━━ RECORDS SHOWN ━━
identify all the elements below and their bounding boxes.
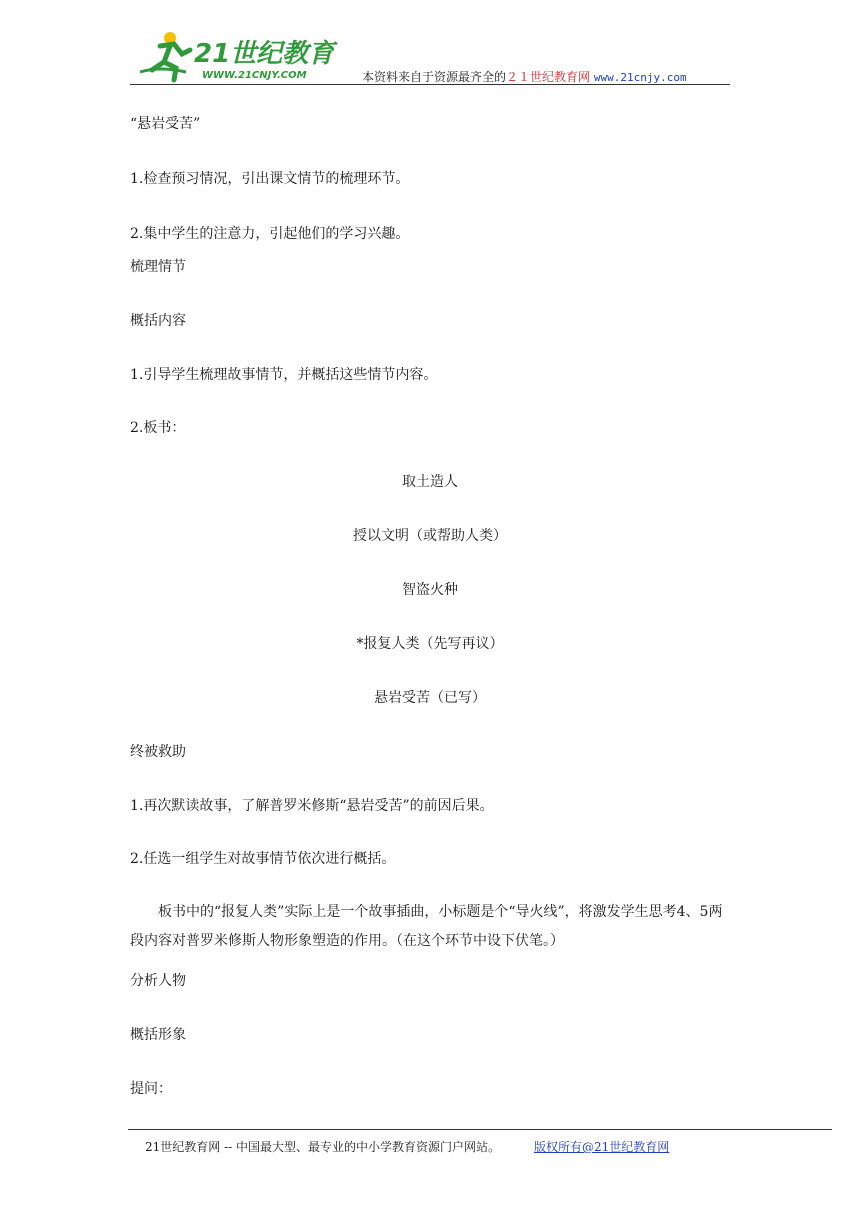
question-label: 提问： — [130, 1081, 172, 1097]
section-heading: 概括形象 — [130, 1027, 186, 1043]
list-item: 2.任选一组学生对故事情节依次进行概括。 — [130, 851, 396, 867]
list-item: 2.板书： — [130, 420, 186, 436]
board-item: 授以文明（或帮助人类） — [353, 528, 507, 544]
board-item: 取土造人 — [402, 474, 458, 490]
logo-url: WWW.21CNJY.COM — [202, 70, 307, 81]
list-item: 1.引导学生梳理故事情节，并概括这些情节内容。 — [130, 367, 438, 383]
list-item: 1.再次默读故事，了解普罗米修斯“悬岩受苦”的前因后果。 — [130, 798, 494, 814]
list-item: 1.检查预习情况，引出课文情节的梳理环节。 — [130, 171, 410, 187]
paragraph-text: 板书中的“报复人类”实际上是一个故事插曲，小标题是个“导火线”，将激发学生思考4、5两段内容对普罗米修斯人物形象塑造的作用。（在这个环节中设下伏笔。） — [130, 904, 723, 949]
list-item: 2.集中学生的注意力，引起他们的学习兴趣。 — [130, 226, 410, 242]
header-divider — [130, 84, 730, 85]
section-heading: 终被救助 — [130, 744, 186, 760]
section-heading: 分析人物 — [130, 973, 186, 989]
footer-text: 21世纪教育网 -- 中国最大型、最专业的中小学教育资源门户网站。 — [145, 1140, 501, 1154]
21cnjy-logo — [130, 26, 340, 84]
section-title: “悬岩受苦” — [130, 116, 201, 132]
section-heading: 梳理情节 — [130, 259, 186, 275]
logo-title: 21世纪教育 — [194, 39, 335, 69]
section-heading: 概括内容 — [130, 313, 186, 329]
footer-divider — [128, 1129, 832, 1130]
board-item: *报复人类（先写再议） — [356, 636, 504, 652]
board-item: 悬岩受苦（已写） — [374, 690, 486, 706]
tagline-url[interactable]: www.21cnjy.com — [593, 71, 687, 84]
board-item: 智盗火种 — [402, 582, 458, 598]
page-footer — [145, 1138, 669, 1155]
explanation-paragraph — [130, 898, 730, 956]
copyright-link[interactable]: 版权所有@21世纪教育网 — [534, 1140, 670, 1154]
tagline-brand: ２１世纪教育网 — [506, 70, 591, 84]
header-tagline — [362, 68, 687, 85]
tagline-prefix: 本资料来自于资源最齐全的 — [362, 70, 507, 84]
━━━
== WHAT YOU HAVE TO DO ==
Show each line of the material above that contains the string "item", treating uppercase and lowercase letters as distinct.

== TASK ANSWER ==
list-item: 2.任选一组学生对故事情节依次进行概括。 — [130, 851, 396, 867]
list-item: 2.板书： — [130, 420, 186, 436]
board-item: 授以文明（或帮助人类） — [353, 528, 507, 544]
board-item: 取土造人 — [402, 474, 458, 490]
list-item: 1.引导学生梳理故事情节，并概括这些情节内容。 — [130, 367, 438, 383]
list-item: 1.再次默读故事，了解普罗米修斯“悬岩受苦”的前因后果。 — [130, 798, 494, 814]
list-item: 1.检查预习情况，引出课文情节的梳理环节。 — [130, 171, 410, 187]
list-item: 2.集中学生的注意力，引起他们的学习兴趣。 — [130, 226, 410, 242]
board-item: *报复人类（先写再议） — [356, 636, 504, 652]
board-item: 悬岩受苦（已写） — [374, 690, 486, 706]
board-item: 智盗火种 — [402, 582, 458, 598]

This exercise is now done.